> **REQUIRED TASK**
Copy the data below exactly.
* * * * * * *
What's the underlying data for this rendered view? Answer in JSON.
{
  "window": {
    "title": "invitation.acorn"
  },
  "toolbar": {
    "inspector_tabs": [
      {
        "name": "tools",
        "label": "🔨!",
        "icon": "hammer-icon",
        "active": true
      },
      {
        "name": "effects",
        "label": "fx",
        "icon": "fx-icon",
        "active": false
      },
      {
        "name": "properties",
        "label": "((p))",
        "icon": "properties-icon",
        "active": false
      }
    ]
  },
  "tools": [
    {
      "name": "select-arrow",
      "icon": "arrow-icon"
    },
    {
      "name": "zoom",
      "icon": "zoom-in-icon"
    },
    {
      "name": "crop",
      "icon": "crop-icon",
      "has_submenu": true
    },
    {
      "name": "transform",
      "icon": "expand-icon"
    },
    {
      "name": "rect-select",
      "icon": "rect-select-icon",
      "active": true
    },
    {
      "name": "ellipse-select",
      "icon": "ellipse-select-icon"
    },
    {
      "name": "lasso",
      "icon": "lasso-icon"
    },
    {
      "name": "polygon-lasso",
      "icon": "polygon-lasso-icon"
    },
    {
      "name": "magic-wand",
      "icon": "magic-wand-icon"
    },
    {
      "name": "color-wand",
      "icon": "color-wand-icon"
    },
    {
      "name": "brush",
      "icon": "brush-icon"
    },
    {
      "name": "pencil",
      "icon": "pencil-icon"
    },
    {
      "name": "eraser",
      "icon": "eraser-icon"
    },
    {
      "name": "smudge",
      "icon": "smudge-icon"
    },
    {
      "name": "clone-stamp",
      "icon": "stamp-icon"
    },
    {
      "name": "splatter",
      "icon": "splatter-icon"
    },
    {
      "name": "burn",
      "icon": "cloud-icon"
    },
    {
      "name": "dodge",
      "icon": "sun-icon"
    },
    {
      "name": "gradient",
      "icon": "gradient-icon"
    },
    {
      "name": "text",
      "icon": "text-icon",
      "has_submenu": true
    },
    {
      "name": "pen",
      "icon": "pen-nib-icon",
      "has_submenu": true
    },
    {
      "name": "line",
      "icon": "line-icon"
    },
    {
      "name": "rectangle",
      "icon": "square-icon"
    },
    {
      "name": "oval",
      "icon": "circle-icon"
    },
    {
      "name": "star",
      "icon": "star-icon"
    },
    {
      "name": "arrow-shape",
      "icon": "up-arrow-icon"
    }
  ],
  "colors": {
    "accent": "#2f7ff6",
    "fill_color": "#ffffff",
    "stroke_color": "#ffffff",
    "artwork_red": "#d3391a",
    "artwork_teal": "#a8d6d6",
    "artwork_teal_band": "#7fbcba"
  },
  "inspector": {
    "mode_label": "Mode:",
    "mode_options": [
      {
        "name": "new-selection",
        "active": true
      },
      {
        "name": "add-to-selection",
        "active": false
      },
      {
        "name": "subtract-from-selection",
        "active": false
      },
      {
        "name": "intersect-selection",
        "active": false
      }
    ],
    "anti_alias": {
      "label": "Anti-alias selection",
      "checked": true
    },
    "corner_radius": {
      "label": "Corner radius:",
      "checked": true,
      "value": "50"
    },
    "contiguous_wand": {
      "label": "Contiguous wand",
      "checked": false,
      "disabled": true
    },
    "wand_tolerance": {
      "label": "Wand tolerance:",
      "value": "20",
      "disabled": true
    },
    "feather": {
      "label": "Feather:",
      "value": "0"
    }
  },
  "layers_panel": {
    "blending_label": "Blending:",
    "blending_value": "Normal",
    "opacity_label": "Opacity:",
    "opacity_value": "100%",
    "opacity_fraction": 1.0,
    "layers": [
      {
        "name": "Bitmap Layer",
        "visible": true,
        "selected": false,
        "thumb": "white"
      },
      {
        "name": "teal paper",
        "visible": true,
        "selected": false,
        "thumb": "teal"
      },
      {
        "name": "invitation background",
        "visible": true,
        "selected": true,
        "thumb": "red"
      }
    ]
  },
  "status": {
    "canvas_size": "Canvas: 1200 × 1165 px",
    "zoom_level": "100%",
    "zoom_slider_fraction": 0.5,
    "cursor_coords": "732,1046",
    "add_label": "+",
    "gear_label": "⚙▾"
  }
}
* * * * * * *
> **RESULT OF THE EXERCISE**
What's the underlying data for this rendered view? Answer in JSON.
{
  "window": {
    "title": "invitation.acorn"
  },
  "toolbar": {
    "inspector_tabs": [
      {
        "name": "tools",
        "label": "🔨!",
        "icon": "hammer-icon",
        "active": true
      },
      {
        "name": "effects",
        "label": "fx",
        "icon": "fx-icon",
        "active": false
      },
      {
        "name": "properties",
        "label": "((p))",
        "icon": "properties-icon",
        "active": false
      }
    ]
  },
  "tools": [
    {
      "name": "select-arrow",
      "icon": "arrow-icon"
    },
    {
      "name": "zoom",
      "icon": "zoom-in-icon"
    },
    {
      "name": "crop",
      "icon": "crop-icon",
      "has_submenu": true
    },
    {
      "name": "transform",
      "icon": "expand-icon"
    },
    {
      "name": "rect-select",
      "icon": "rect-select-icon",
      "active": true
    },
    {
      "name": "ellipse-select",
      "icon": "ellipse-select-icon"
    },
    {
      "name": "lasso",
      "icon": "lasso-icon"
    },
    {
      "name": "polygon-lasso",
      "icon": "polygon-lasso-icon"
    },
    {
      "name": "magic-wand",
      "icon": "magic-wand-icon"
    },
    {
      "name": "color-wand",
      "icon": "color-wand-icon"
    },
    {
      "name": "brush",
      "icon": "brush-icon"
    },
    {
      "name": "pencil",
      "icon": "pencil-icon"
    },
    {
      "name": "eraser",
      "icon": "eraser-icon"
    },
    {
      "name": "smudge",
      "icon": "smudge-icon"
    },
    {
      "name": "clone-stamp",
      "icon": "stamp-icon"
    },
    {
      "name": "splatter",
      "icon": "splatter-icon"
    },
    {
      "name": "burn",
      "icon": "cloud-icon"
    },
    {
      "name": "dodge",
      "icon": "sun-icon"
    },
    {
      "name": "gradient",
      "icon": "gradient-icon"
    },
    {
      "name": "text",
      "icon": "text-icon",
      "has_submenu": true
    },
    {
      "name": "pen",
      "icon": "pen-nib-icon",
      "has_submenu": true
    },
    {
      "name": "line",
      "icon": "line-icon"
    },
    {
      "name": "rectangle",
      "icon": "square-icon"
    },
    {
      "name": "oval",
      "icon": "circle-icon"
    },
    {
      "name": "star",
      "icon": "star-icon"
    },
    {
      "name": "arrow-shape",
      "icon": "up-arrow-icon"
    }
  ],
  "colors": {
    "accent": "#2f7ff6",
    "fill_color": "#ffffff",
    "stroke_color": "#ffffff",
    "artwork_red": "#d3391a",
    "artwork_teal": "#a8d6d6",
    "artwork_teal_band": "#7fbcba"
  },
  "inspector": {
    "mode_label": "Mode:",
    "mode_options": [
      {
        "name": "new-selection",
        "active": true
      },
      {
        "name": "add-to-selection",
        "active": false
      },
      {
        "name": "subtract-from-selection",
        "active": false
      },
      {
        "name": "intersect-selection",
        "active": false
      }
    ],
    "anti_alias": {
      "label": "Anti-alias selection",
      "checked": true
    },
    "corner_radius": {
      "label": "Corner radius:",
      "checked": true,
      "value": "50"
    },
    "contiguous_wand": {
      "label": "Contiguous wand",
      "checked": false,
      "disabled": true
    },
    "wand_tolerance": {
      "label": "Wand tolerance:",
      "value": "20",
      "disabled": true
    },
    "feather": {
      "label": "Feather:",
      "value": "0"
    }
  },
  "layers_panel": {
    "blending_label": "Blending:",
    "blending_value": "Normal",
    "opacity_label": "Opacity:",
    "opacity_value": "100%",
    "opacity_fraction": 1.0,
    "layers": [
      {
        "name": "Bitmap Layer",
        "visible": true,
        "selected": false,
        "thumb": "white"
      },
      {
        "name": "teal paper",
        "visible": true,
        "selected": false,
        "thumb": "teal"
      },
      {
        "name": "invitation background",
        "visible": true,
        "selected": true,
        "thumb": "red"
      }
    ]
  },
  "status": {
    "canvas_size": "Canvas: 1200 × 1165 px",
    "zoom_level": "100%",
    "zoom_slider_fraction": 0.5,
    "cursor_coords": "732,1046",
    "add_label": "+",
    "gear_label": "⚙▾"
  }
}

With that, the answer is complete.